Written problem »
Print each line of the records below word for word, leaving every character and number unchanged.

Record extracts »
[START]

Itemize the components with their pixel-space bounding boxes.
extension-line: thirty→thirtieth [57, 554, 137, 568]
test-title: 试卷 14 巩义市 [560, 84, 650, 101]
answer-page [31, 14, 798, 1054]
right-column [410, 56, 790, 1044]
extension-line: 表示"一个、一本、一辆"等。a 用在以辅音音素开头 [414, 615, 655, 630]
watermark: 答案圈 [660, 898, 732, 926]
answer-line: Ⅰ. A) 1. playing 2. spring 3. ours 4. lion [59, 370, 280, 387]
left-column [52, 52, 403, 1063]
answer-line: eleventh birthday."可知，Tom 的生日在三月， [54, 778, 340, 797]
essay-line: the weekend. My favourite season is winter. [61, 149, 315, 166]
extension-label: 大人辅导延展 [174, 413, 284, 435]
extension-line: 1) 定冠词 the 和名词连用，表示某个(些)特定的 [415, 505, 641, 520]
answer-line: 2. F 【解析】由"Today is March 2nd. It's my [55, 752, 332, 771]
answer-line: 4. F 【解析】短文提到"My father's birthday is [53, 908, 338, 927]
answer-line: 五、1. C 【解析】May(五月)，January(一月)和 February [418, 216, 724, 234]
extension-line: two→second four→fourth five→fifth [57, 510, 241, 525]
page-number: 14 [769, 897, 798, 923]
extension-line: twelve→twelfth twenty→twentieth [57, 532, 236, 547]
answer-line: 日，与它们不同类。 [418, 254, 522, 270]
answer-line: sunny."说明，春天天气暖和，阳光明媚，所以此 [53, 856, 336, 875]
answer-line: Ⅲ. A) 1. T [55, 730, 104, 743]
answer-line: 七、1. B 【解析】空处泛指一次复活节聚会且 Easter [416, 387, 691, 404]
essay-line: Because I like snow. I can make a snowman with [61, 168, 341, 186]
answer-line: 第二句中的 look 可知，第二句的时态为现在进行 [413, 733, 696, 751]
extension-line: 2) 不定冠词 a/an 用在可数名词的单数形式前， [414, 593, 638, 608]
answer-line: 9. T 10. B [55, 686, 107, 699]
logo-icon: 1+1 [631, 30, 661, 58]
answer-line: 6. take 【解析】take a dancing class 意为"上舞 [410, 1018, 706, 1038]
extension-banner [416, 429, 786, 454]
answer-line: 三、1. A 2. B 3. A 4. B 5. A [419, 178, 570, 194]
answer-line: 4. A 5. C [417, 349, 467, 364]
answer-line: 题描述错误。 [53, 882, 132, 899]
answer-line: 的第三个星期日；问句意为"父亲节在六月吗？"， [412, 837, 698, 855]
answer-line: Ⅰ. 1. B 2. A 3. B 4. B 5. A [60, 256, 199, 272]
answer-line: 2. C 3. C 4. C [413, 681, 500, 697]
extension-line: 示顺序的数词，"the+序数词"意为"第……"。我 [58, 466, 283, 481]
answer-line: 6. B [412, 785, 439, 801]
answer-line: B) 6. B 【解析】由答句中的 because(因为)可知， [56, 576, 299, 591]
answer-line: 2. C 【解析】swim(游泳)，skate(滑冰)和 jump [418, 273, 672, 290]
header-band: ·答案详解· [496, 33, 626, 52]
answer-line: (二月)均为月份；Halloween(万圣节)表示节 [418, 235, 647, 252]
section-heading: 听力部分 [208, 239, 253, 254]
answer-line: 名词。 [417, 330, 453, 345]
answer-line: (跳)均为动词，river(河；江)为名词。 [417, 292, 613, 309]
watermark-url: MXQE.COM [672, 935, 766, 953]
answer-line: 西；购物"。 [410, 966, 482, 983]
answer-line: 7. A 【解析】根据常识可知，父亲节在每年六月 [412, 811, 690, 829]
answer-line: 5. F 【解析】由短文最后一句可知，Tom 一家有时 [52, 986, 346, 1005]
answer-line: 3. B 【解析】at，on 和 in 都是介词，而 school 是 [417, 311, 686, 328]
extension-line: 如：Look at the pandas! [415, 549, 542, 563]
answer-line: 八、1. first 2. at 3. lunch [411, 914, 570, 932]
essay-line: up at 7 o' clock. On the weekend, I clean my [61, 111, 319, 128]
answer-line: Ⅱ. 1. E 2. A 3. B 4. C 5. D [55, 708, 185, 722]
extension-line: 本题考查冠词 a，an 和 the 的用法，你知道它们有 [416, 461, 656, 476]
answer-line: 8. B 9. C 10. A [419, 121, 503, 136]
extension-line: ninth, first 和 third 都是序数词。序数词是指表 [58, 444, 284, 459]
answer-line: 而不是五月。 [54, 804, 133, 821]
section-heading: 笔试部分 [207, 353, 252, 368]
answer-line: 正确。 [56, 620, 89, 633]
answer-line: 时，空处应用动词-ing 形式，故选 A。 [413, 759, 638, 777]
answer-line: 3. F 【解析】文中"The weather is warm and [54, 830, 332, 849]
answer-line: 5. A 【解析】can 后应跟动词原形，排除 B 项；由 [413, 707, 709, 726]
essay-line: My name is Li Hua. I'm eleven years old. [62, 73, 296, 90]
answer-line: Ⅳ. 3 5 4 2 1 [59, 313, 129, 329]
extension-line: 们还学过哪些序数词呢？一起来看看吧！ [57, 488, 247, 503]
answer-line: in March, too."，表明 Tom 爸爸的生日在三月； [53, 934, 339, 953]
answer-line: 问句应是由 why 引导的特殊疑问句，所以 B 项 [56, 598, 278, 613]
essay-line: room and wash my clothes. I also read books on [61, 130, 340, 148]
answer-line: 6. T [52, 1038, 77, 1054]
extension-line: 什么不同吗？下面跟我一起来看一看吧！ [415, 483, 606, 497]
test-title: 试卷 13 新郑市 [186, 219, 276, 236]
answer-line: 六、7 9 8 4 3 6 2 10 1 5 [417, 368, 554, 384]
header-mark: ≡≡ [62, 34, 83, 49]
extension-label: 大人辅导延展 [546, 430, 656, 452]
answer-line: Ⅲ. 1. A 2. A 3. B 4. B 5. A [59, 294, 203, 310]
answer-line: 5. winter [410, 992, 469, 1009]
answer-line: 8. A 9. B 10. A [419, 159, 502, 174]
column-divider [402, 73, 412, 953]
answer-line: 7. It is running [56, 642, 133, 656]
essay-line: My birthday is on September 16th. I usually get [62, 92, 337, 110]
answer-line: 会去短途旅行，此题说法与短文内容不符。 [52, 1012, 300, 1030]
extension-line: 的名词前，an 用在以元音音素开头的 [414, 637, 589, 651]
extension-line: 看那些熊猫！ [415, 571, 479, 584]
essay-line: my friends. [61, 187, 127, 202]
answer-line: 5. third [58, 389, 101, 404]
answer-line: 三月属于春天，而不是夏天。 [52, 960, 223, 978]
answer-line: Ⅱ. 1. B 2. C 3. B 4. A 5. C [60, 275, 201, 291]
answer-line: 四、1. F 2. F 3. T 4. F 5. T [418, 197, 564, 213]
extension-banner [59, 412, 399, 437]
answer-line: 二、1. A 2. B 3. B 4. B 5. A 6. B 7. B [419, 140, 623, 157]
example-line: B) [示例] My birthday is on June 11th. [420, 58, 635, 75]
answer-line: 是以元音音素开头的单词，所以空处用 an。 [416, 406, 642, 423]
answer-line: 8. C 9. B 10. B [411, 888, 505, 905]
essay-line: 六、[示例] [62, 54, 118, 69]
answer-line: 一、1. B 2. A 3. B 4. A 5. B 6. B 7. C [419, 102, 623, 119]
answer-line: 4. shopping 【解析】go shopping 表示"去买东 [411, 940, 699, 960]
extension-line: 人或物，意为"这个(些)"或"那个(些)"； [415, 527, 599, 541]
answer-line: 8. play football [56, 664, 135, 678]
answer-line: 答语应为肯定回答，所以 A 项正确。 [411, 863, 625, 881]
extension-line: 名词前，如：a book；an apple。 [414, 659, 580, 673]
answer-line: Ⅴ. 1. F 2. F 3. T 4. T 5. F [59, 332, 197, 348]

[END]

Response to this task »
Itemize the components with their pixel-space bounding boxes.
extension-line: thirty→thirtieth [57, 554, 137, 568]
test-title: 试卷 14 巩义市 [560, 84, 650, 101]
answer-page [31, 14, 798, 1054]
right-column [410, 56, 790, 1044]
extension-line: 表示"一个、一本、一辆"等。a 用在以辅音音素开头 [414, 615, 655, 630]
watermark: 答案圈 [660, 898, 732, 926]
answer-line: Ⅰ. A) 1. playing 2. spring 3. ours 4. lion [59, 370, 280, 387]
left-column [52, 52, 403, 1063]
answer-line: eleventh birthday."可知，Tom 的生日在三月， [54, 778, 340, 797]
essay-line: the weekend. My favourite season is winter. [61, 149, 315, 166]
extension-label: 大人辅导延展 [174, 413, 284, 435]
extension-line: 1) 定冠词 the 和名词连用，表示某个(些)特定的 [415, 505, 641, 520]
answer-line: 2. F 【解析】由"Today is March 2nd. It's my [55, 752, 332, 771]
answer-line: 4. F 【解析】短文提到"My father's birthday is [53, 908, 338, 927]
answer-line: 五、1. C 【解析】May(五月)，January(一月)和 February [418, 216, 724, 234]
extension-line: two→second four→fourth five→fifth [57, 510, 241, 525]
page-number: 14 [769, 897, 798, 923]
extension-line: twelve→twelfth twenty→twentieth [57, 532, 236, 547]
answer-line: 日，与它们不同类。 [418, 254, 522, 270]
answer-line: sunny."说明，春天天气暖和，阳光明媚，所以此 [53, 856, 336, 875]
answer-line: Ⅲ. A) 1. T [55, 730, 104, 743]
answer-line: 七、1. B 【解析】空处泛指一次复活节聚会且 Easter [416, 387, 691, 404]
essay-line: Because I like snow. I can make a snowman with [61, 168, 341, 186]
answer-line: 第二句中的 look 可知，第二句的时态为现在进行 [413, 733, 696, 751]
extension-line: 2) 不定冠词 a/an 用在可数名词的单数形式前， [414, 593, 638, 608]
answer-line: 9. T 10. B [55, 686, 107, 699]
logo-icon: 1+1 [631, 30, 661, 58]
answer-line: 6. take 【解析】take a dancing class 意为"上舞 [410, 1018, 706, 1038]
extension-banner [416, 429, 786, 454]
answer-line: 三、1. A 2. B 3. A 4. B 5. A [419, 178, 570, 194]
answer-line: 4. A 5. C [417, 349, 467, 364]
answer-line: 题描述错误。 [53, 882, 132, 899]
answer-line: 的第三个星期日；问句意为"父亲节在六月吗？"， [412, 837, 698, 855]
answer-line: Ⅰ. 1. B 2. A 3. B 4. B 5. A [60, 256, 199, 272]
answer-line: 2. C 3. C 4. C [413, 681, 500, 697]
extension-line: 示顺序的数词，"the+序数词"意为"第……"。我 [58, 466, 283, 481]
answer-line: 6. B [412, 785, 439, 801]
answer-line: B) 6. B 【解析】由答句中的 because(因为)可知， [56, 576, 299, 591]
answer-line: 2. C 【解析】swim(游泳)，skate(滑冰)和 jump [418, 273, 672, 290]
header-band: ·答案详解· [496, 33, 626, 52]
answer-line: (二月)均为月份；Halloween(万圣节)表示节 [418, 235, 647, 252]
section-heading: 听力部分 [208, 239, 253, 254]
answer-line: 名词。 [417, 330, 453, 345]
answer-line: (跳)均为动词，river(河；江)为名词。 [417, 292, 613, 309]
watermark-url: MXQE.COM [672, 935, 766, 953]
answer-line: 西；购物"。 [410, 966, 482, 983]
answer-line: 7. A 【解析】根据常识可知，父亲节在每年六月 [412, 811, 690, 829]
answer-line: 5. F 【解析】由短文最后一句可知，Tom 一家有时 [52, 986, 346, 1005]
answer-line: 3. B 【解析】at，on 和 in 都是介词，而 school 是 [417, 311, 686, 328]
extension-line: 如：Look at the pandas! [415, 549, 542, 563]
answer-line: 八、1. first 2. at 3. lunch [411, 914, 570, 932]
essay-line: up at 7 o' clock. On the weekend, I clean my [61, 111, 319, 128]
answer-line: Ⅱ. 1. E 2. A 3. B 4. C 5. D [55, 708, 185, 722]
extension-line: 本题考查冠词 a，an 和 the 的用法，你知道它们有 [416, 461, 656, 476]
answer-line: 8. B 9. C 10. A [419, 121, 503, 136]
extension-line: ninth, first 和 third 都是序数词。序数词是指表 [58, 444, 284, 459]
answer-line: 而不是五月。 [54, 804, 133, 821]
section-heading: 笔试部分 [207, 353, 252, 368]
answer-line: 正确。 [56, 620, 89, 633]
answer-line: 时，空处应用动词-ing 形式，故选 A。 [413, 759, 638, 777]
answer-line: 3. F 【解析】文中"The weather is warm and [54, 830, 332, 849]
answer-line: 5. A 【解析】can 后应跟动词原形，排除 B 项；由 [413, 707, 709, 726]
essay-line: My name is Li Hua. I'm eleven years old. [62, 73, 296, 90]
answer-line: Ⅳ. 3 5 4 2 1 [59, 313, 129, 329]
extension-line: 们还学过哪些序数词呢？一起来看看吧！ [57, 488, 247, 503]
answer-line: in March, too."，表明 Tom 爸爸的生日在三月； [53, 934, 339, 953]
answer-line: 问句应是由 why 引导的特殊疑问句，所以 B 项 [56, 598, 278, 613]
essay-line: room and wash my clothes. I also read books on [61, 130, 340, 148]
answer-line: 6. T [52, 1038, 77, 1054]
extension-line: 什么不同吗？下面跟我一起来看一看吧！ [415, 483, 606, 497]
test-title: 试卷 13 新郑市 [186, 219, 276, 236]
answer-line: 六、7 9 8 4 3 6 2 10 1 5 [417, 368, 554, 384]
header-mark: ≡≡ [62, 34, 83, 49]
extension-label: 大人辅导延展 [546, 430, 656, 452]
answer-line: Ⅲ. 1. A 2. A 3. B 4. B 5. A [59, 294, 203, 310]
answer-line: 5. winter [410, 992, 469, 1009]
answer-line: 8. A 9. B 10. A [419, 159, 502, 174]
column-divider [402, 73, 412, 953]
answer-line: 7. It is running [56, 642, 133, 656]
essay-line: My birthday is on September 16th. I usually get [62, 92, 337, 110]
answer-line: 会去短途旅行，此题说法与短文内容不符。 [52, 1012, 300, 1030]
extension-line: 的名词前，an 用在以元音音素开头的 [414, 637, 589, 651]
extension-line: 看那些熊猫！ [415, 571, 479, 584]
essay-line: my friends. [61, 187, 127, 202]
answer-line: 5. third [58, 389, 101, 404]
answer-line: 三月属于春天，而不是夏天。 [52, 960, 223, 978]
answer-line: Ⅱ. 1. B 2. C 3. B 4. A 5. C [60, 275, 201, 291]
answer-line: 四、1. F 2. F 3. T 4. F 5. T [418, 197, 564, 213]
extension-banner [59, 412, 399, 437]
answer-line: 二、1. A 2. B 3. B 4. B 5. A 6. B 7. B [419, 140, 623, 157]
example-line: B) [示例] My birthday is on June 11th. [420, 58, 635, 75]
answer-line: 是以元音音素开头的单词，所以空处用 an。 [416, 406, 642, 423]
answer-line: 8. C 9. B 10. B [411, 888, 505, 905]
essay-line: 六、[示例] [62, 54, 118, 69]
answer-line: 一、1. B 2. A 3. B 4. A 5. B 6. B 7. C [419, 102, 623, 119]
answer-line: 4. shopping 【解析】go shopping 表示"去买东 [411, 940, 699, 960]
extension-line: 人或物，意为"这个(些)"或"那个(些)"； [415, 527, 599, 541]
answer-line: 8. play football [56, 664, 135, 678]
answer-line: 答语应为肯定回答，所以 A 项正确。 [411, 863, 625, 881]
extension-line: 名词前，如：a book；an apple。 [414, 659, 580, 673]
answer-line: Ⅴ. 1. F 2. F 3. T 4. T 5. F [59, 332, 197, 348]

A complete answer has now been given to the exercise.